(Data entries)
+---+
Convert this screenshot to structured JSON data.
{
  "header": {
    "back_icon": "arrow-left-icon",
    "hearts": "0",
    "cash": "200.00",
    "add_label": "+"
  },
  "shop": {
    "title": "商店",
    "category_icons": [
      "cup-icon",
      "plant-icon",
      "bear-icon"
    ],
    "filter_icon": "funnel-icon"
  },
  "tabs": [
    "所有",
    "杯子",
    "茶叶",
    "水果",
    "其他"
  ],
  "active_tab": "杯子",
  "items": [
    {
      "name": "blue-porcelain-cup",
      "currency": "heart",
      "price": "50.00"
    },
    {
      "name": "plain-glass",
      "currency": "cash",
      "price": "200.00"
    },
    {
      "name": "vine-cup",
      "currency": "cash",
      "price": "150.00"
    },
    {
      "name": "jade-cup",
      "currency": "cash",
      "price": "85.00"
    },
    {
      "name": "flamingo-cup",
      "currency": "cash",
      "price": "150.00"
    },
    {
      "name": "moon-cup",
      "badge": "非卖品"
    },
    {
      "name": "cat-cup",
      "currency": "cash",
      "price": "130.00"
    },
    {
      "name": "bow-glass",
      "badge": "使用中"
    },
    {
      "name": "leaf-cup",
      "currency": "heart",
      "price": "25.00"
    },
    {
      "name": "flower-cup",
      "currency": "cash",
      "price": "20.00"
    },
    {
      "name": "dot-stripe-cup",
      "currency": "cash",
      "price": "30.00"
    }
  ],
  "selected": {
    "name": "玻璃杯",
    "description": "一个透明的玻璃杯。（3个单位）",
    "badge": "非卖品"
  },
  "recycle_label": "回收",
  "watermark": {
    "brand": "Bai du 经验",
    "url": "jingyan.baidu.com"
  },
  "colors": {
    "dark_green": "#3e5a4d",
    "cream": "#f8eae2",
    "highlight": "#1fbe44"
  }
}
+---+
▶ **TASK STATEMENT**:
Write out the data again, exactly and in full.

▶ **COMPLETED TASK**:
Convert this screenshot to structured JSON data.
{
  "header": {
    "back_icon": "arrow-left-icon",
    "hearts": "0",
    "cash": "200.00",
    "add_label": "+"
  },
  "shop": {
    "title": "商店",
    "category_icons": [
      "cup-icon",
      "plant-icon",
      "bear-icon"
    ],
    "filter_icon": "funnel-icon"
  },
  "tabs": [
    "所有",
    "杯子",
    "茶叶",
    "水果",
    "其他"
  ],
  "active_tab": "杯子",
  "items": [
    {
      "name": "blue-porcelain-cup",
      "currency": "heart",
      "price": "50.00"
    },
    {
      "name": "plain-glass",
      "currency": "cash",
      "price": "200.00"
    },
    {
      "name": "vine-cup",
      "currency": "cash",
      "price": "150.00"
    },
    {
      "name": "jade-cup",
      "currency": "cash",
      "price": "85.00"
    },
    {
      "name": "flamingo-cup",
      "currency": "cash",
      "price": "150.00"
    },
    {
      "name": "moon-cup",
      "badge": "非卖品"
    },
    {
      "name": "cat-cup",
      "currency": "cash",
      "price": "130.00"
    },
    {
      "name": "bow-glass",
      "badge": "使用中"
    },
    {
      "name": "leaf-cup",
      "currency": "heart",
      "price": "25.00"
    },
    {
      "name": "flower-cup",
      "currency": "cash",
      "price": "20.00"
    },
    {
      "name": "dot-stripe-cup",
      "currency": "cash",
      "price": "30.00"
    }
  ],
  "selected": {
    "name": "玻璃杯",
    "description": "一个透明的玻璃杯。（3个单位）",
    "badge": "非卖品"
  },
  "recycle_label": "回收",
  "watermark": {
    "brand": "Bai du 经验",
    "url": "jingyan.baidu.com"
  },
  "colors": {
    "dark_green": "#3e5a4d",
    "cream": "#f8eae2",
    "highlight": "#1fbe44"
  }
}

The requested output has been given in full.